__Objective__. Pick out each line in these entries that contains the string "interval".

__Listing__.
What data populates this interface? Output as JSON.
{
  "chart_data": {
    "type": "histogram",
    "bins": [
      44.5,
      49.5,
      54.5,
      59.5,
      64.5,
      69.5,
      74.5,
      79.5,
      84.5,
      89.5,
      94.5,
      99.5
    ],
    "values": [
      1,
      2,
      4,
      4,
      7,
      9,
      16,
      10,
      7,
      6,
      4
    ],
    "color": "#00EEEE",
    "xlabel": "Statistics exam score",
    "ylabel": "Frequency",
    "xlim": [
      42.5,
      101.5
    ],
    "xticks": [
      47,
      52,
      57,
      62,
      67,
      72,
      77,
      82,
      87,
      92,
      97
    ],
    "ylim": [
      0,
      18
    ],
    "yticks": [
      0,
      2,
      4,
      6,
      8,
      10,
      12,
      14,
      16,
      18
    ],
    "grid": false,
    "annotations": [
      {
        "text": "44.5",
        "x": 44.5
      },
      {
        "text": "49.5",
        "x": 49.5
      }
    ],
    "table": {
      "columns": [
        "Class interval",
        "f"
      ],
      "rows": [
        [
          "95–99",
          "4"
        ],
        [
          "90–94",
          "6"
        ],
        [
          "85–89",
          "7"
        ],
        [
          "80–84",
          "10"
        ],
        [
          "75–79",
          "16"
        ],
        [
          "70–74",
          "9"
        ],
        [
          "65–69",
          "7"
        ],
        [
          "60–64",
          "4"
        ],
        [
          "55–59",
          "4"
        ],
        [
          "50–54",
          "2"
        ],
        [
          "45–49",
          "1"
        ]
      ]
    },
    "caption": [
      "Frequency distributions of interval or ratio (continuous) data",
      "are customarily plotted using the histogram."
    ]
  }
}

__Task response__.
        "Class interval",
      "Frequency distributions of interval or ratio (continuous) data",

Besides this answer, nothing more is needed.